PROVIDED MATERIAL:
______

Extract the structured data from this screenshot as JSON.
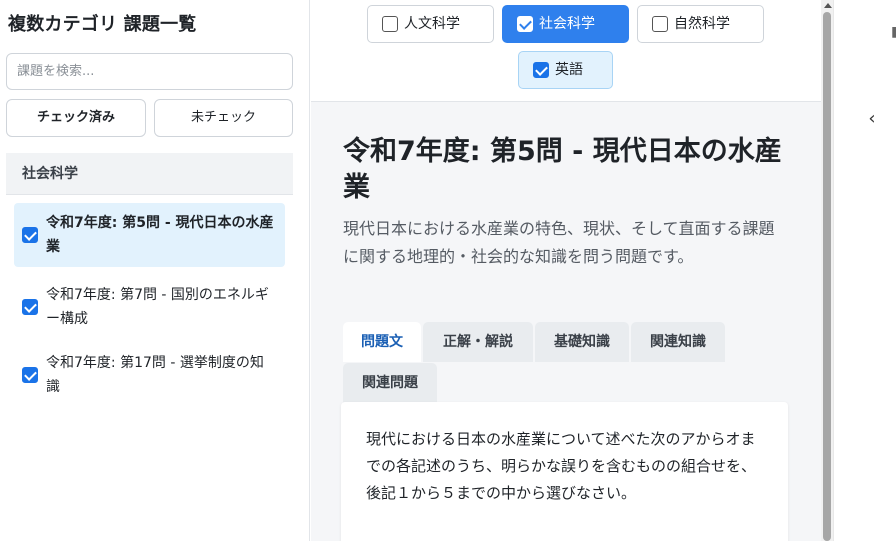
{
  "sidebar": {
    "title": "複数カテゴリ 課題一覧",
    "search_placeholder": "課題を検索...",
    "filter_checked": "チェック済み",
    "filter_unchecked": "未チェック",
    "group_label": "社会科学",
    "items": [
      {
        "label": "令和7年度: 第5問 - 現代日本の水産業",
        "checked": true,
        "active": true
      },
      {
        "label": "令和7年度: 第7問 - 国別のエネルギー構成",
        "checked": true,
        "active": false
      },
      {
        "label": "令和7年度: 第17問 - 選挙制度の知識",
        "checked": true,
        "active": false
      }
    ]
  },
  "categories": [
    {
      "label": "人文科学",
      "checked": false
    },
    {
      "label": "社会科学",
      "checked": true
    },
    {
      "label": "自然科学",
      "checked": false
    },
    {
      "label": "英語",
      "checked": true
    }
  ],
  "problem": {
    "title": "令和7年度: 第5問 - 現代日本の水産業",
    "description": "現代日本における水産業の特色、現状、そして直面する課題に関する地理的・社会的な知識を問う問題です。",
    "tabs": [
      "問題文",
      "正解・解説",
      "基礎知識",
      "関連知識",
      "関連問題"
    ],
    "active_tab": "問題文",
    "question_text": "現代における日本の水産業について述べた次のアからオまでの各記述のうち、明らかな誤りを含むものの組合せを、後記１から５までの中から選びなさい。"
  },
  "right_panel": {
    "collapse_icon": "chevron-left-icon"
  },
  "colors": {
    "accent": "#2f80ed",
    "active_item_bg": "#e2f2fd",
    "main_bg": "#f5f6f8"
  }
}
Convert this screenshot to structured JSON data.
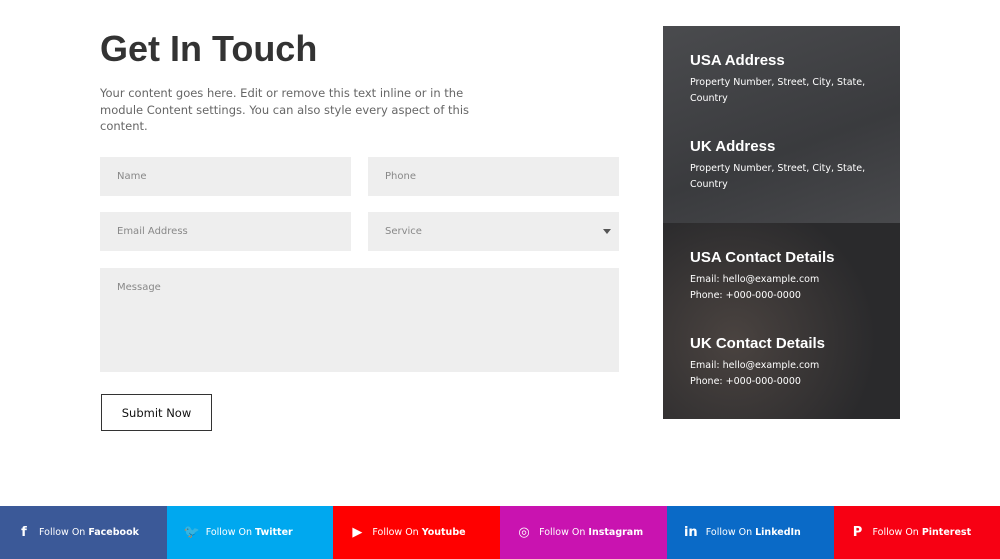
{
  "title": "Get In Touch",
  "intro": "Your content goes here. Edit or remove this text inline or in the module Content settings. You can also style every aspect of this content.",
  "form": {
    "name": "Name",
    "phone": "Phone",
    "email": "Email Address",
    "service": "Service",
    "message": "Message",
    "submit": "Submit Now"
  },
  "panel": [
    {
      "heading": "USA Address",
      "lines": [
        "Property Number, Street, City, State, Country"
      ]
    },
    {
      "heading": "UK Address",
      "lines": [
        "Property Number, Street, City, State, Country"
      ]
    },
    {
      "heading": "USA Contact Details",
      "lines": [
        "Email: hello@example.com",
        "Phone: +000-000-0000"
      ]
    },
    {
      "heading": "UK Contact Details",
      "lines": [
        "Email: hello@example.com",
        "Phone: +000-000-0000"
      ]
    }
  ],
  "social": [
    {
      "prefix": "Follow On",
      "name": "Facebook",
      "icon": "facebook-icon",
      "color": "#3b5998"
    },
    {
      "prefix": "Follow On",
      "name": "Twitter",
      "icon": "twitter-icon",
      "color": "#00a8ef"
    },
    {
      "prefix": "Follow On",
      "name": "Youtube",
      "icon": "youtube-icon",
      "color": "#ff0000"
    },
    {
      "prefix": "Follow On",
      "name": "Instagram",
      "icon": "instagram-icon",
      "color": "#c913b0"
    },
    {
      "prefix": "Follow On",
      "name": "LinkedIn",
      "icon": "linkedin-icon",
      "color": "#0a6ac7"
    },
    {
      "prefix": "Follow On",
      "name": "Pinterest",
      "icon": "pinterest-icon",
      "color": "#f70013"
    }
  ]
}
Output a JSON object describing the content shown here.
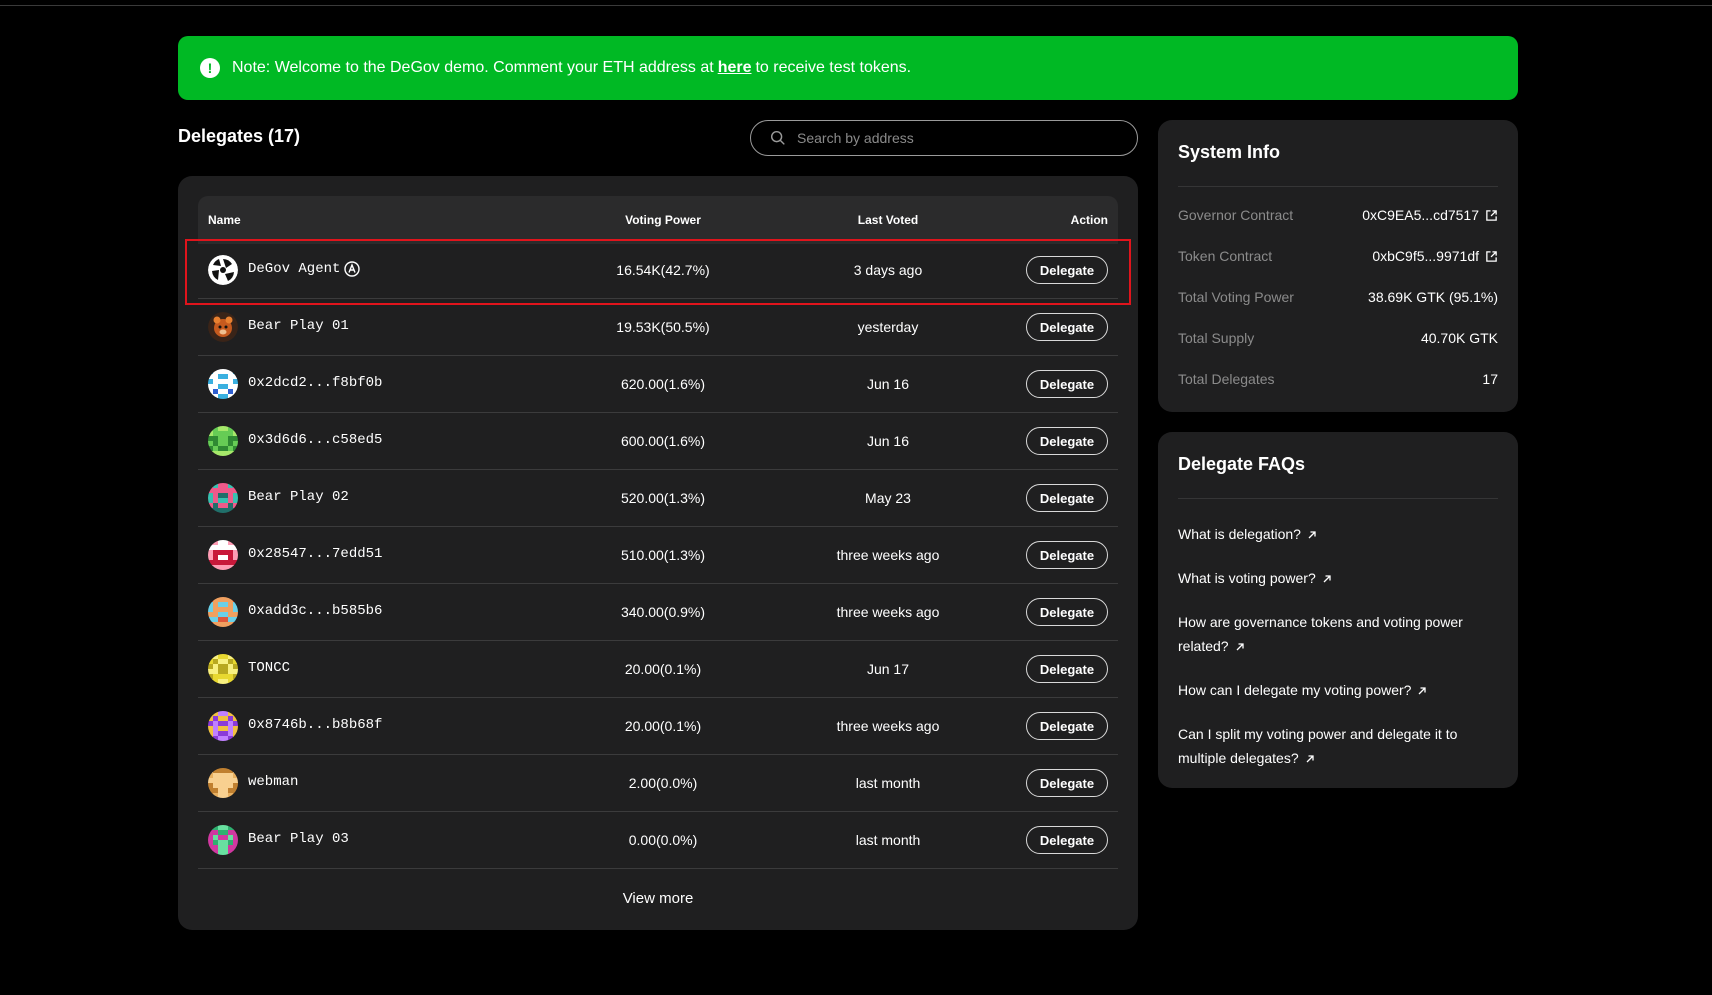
{
  "banner": {
    "text_before": "Note: Welcome to the DeGov demo. Comment your ETH address at",
    "link_text": "here",
    "text_after": "to receive test tokens."
  },
  "delegates": {
    "title": "Delegates (17)",
    "search_placeholder": "Search by address",
    "columns": {
      "name": "Name",
      "voting_power": "Voting Power",
      "last_voted": "Last Voted",
      "action": "Action"
    },
    "rows": [
      {
        "name": "DeGov Agent",
        "power": "16.54K(42.7%)",
        "voted": "3 days ago",
        "action": "Delegate",
        "ai": true,
        "avatar": "degov"
      },
      {
        "name": "Bear Play 01",
        "power": "19.53K(50.5%)",
        "voted": "yesterday",
        "action": "Delegate",
        "avatar": "bear"
      },
      {
        "name": "0x2dcd2...f8bf0b",
        "power": "620.00(1.6%)",
        "voted": "Jun 16",
        "action": "Delegate",
        "avatar": "p1"
      },
      {
        "name": "0x3d6d6...c58ed5",
        "power": "600.00(1.6%)",
        "voted": "Jun 16",
        "action": "Delegate",
        "avatar": "p2"
      },
      {
        "name": "Bear Play 02",
        "power": "520.00(1.3%)",
        "voted": "May 23",
        "action": "Delegate",
        "avatar": "p3"
      },
      {
        "name": "0x28547...7edd51",
        "power": "510.00(1.3%)",
        "voted": "three weeks ago",
        "action": "Delegate",
        "avatar": "p4"
      },
      {
        "name": "0xadd3c...b585b6",
        "power": "340.00(0.9%)",
        "voted": "three weeks ago",
        "action": "Delegate",
        "avatar": "p5"
      },
      {
        "name": "TONCC",
        "power": "20.00(0.1%)",
        "voted": "Jun 17",
        "action": "Delegate",
        "avatar": "p6"
      },
      {
        "name": "0x8746b...b8b68f",
        "power": "20.00(0.1%)",
        "voted": "three weeks ago",
        "action": "Delegate",
        "avatar": "p7"
      },
      {
        "name": "webman",
        "power": "2.00(0.0%)",
        "voted": "last month",
        "action": "Delegate",
        "avatar": "p8"
      },
      {
        "name": "Bear Play 03",
        "power": "0.00(0.0%)",
        "voted": "last month",
        "action": "Delegate",
        "avatar": "p9"
      }
    ],
    "view_more": "View more"
  },
  "system_info": {
    "title": "System Info",
    "items": [
      {
        "label": "Governor Contract",
        "value": "0xC9EA5...cd7517",
        "external": true
      },
      {
        "label": "Token Contract",
        "value": "0xbC9f5...9971df",
        "external": true
      },
      {
        "label": "Total Voting Power",
        "value": "38.69K GTK (95.1%)"
      },
      {
        "label": "Total Supply",
        "value": "40.70K GTK"
      },
      {
        "label": "Total Delegates",
        "value": "17"
      }
    ]
  },
  "faqs": {
    "title": "Delegate FAQs",
    "items": [
      "What is delegation?",
      "What is voting power?",
      "How are governance tokens and voting power related?",
      "How can I delegate my voting power?",
      "Can I split my voting power and delegate it to multiple delegates?"
    ]
  },
  "colors": {
    "banner": "#00b924",
    "card": "#1f1f20",
    "highlight": "#e0141c"
  }
}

______

Write out every line of the data that holds the word "value".

        "value": "0xC9EA5...cd7517",
        "value": "0xbC9f5...9971df",
        "value": "38.69K GTK (95.1%)"
        "value": "40.70K GTK"
        "value": "17"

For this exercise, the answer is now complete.